Exact reproduction is required for all entries.

--- BEGIN Provided material ---

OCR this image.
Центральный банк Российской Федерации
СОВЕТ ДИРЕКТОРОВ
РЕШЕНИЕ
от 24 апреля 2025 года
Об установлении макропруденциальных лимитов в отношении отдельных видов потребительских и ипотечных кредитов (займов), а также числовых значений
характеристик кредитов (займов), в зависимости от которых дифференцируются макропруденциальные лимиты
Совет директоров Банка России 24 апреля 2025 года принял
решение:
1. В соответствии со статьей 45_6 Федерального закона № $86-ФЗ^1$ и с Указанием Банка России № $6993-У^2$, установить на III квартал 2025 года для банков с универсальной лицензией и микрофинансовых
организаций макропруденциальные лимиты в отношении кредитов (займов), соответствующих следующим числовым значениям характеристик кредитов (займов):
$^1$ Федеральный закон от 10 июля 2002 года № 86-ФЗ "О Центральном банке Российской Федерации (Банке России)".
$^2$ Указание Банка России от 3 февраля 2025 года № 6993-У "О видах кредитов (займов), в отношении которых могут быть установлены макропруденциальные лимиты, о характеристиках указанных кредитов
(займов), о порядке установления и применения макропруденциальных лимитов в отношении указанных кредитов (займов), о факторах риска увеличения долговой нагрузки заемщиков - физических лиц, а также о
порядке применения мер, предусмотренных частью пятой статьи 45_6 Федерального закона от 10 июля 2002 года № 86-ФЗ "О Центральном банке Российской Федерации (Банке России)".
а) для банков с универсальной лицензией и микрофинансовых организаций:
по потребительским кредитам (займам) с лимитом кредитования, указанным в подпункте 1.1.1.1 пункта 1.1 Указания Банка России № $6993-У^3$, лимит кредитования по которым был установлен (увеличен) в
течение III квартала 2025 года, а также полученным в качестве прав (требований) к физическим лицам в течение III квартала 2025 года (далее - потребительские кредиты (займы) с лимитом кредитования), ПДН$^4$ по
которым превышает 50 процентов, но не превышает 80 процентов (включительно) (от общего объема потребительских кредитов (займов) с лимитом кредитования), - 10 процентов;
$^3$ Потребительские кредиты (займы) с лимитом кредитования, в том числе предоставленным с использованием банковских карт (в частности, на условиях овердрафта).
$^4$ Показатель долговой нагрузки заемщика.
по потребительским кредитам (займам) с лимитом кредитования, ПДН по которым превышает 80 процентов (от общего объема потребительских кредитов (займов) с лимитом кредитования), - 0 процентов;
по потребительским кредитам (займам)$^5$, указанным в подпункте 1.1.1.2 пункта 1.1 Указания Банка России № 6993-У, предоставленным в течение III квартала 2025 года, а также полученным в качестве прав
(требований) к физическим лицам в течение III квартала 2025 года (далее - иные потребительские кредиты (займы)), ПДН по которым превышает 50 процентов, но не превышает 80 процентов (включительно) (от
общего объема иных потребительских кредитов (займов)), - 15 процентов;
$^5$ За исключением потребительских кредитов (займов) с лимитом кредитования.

--- END Provided material ---

### Answer below
OCR this image.
Центральный банк Российской Федерации
СОВЕТ ДИРЕКТОРОВ
РЕШЕНИЕ
от 24 апреля 2025 года
Об установлении макропруденциальных лимитов в отношении отдельных видов потребительских и ипотечных кредитов (займов), а также числовых значений
характеристик кредитов (займов), в зависимости от которых дифференцируются макропруденциальные лимиты
Совет директоров Банка России 24 апреля 2025 года принял
решение:
1. В соответствии со статьей 45_6 Федерального закона № $86-ФЗ^1$ и с Указанием Банка России № $6993-У^2$, установить на III квартал 2025 года для банков с универсальной лицензией и микрофинансовых
организаций макропруденциальные лимиты в отношении кредитов (займов), соответствующих следующим числовым значениям характеристик кредитов (займов):
$^1$ Федеральный закон от 10 июля 2002 года № 86-ФЗ "О Центральном банке Российской Федерации (Банке России)".
$^2$ Указание Банка России от 3 февраля 2025 года № 6993-У "О видах кредитов (займов), в отношении которых могут быть установлены макропруденциальные лимиты, о характеристиках указанных кредитов
(займов), о порядке установления и применения макропруденциальных лимитов в отношении указанных кредитов (займов), о факторах риска увеличения долговой нагрузки заемщиков - физических лиц, а также о
порядке применения мер, предусмотренных частью пятой статьи 45_6 Федерального закона от 10 июля 2002 года № 86-ФЗ "О Центральном банке Российской Федерации (Банке России)".
а) для банков с универсальной лицензией и микрофинансовых организаций:
по потребительским кредитам (займам) с лимитом кредитования, указанным в подпункте 1.1.1.1 пункта 1.1 Указания Банка России № $6993-У^3$, лимит кредитования по которым был установлен (увеличен) в
течение III квартала 2025 года, а также полученным в качестве прав (требований) к физическим лицам в течение III квартала 2025 года (далее - потребительские кредиты (займы) с лимитом кредитования), ПДН$^4$ по
которым превышает 50 процентов, но не превышает 80 процентов (включительно) (от общего объема потребительских кредитов (займов) с лимитом кредитования), - 10 процентов;
$^3$ Потребительские кредиты (займы) с лимитом кредитования, в том числе предоставленным с использованием банковских карт (в частности, на условиях овердрафта).
$^4$ Показатель долговой нагрузки заемщика.
по потребительским кредитам (займам) с лимитом кредитования, ПДН по которым превышает 80 процентов (от общего объема потребительских кредитов (займов) с лимитом кредитования), - 0 процентов;
по потребительским кредитам (займам)$^5$, указанным в подпункте 1.1.1.2 пункта 1.1 Указания Банка России № 6993-У, предоставленным в течение III квартала 2025 года, а также полученным в качестве прав
(требований) к физическим лицам в течение III квартала 2025 года (далее - иные потребительские кредиты (займы)), ПДН по которым превышает 50 процентов, но не превышает 80 процентов (включительно) (от
общего объема иных потребительских кредитов (займов)), - 15 процентов;
$^5$ За исключением потребительских кредитов (займов) с лимитом кредитования.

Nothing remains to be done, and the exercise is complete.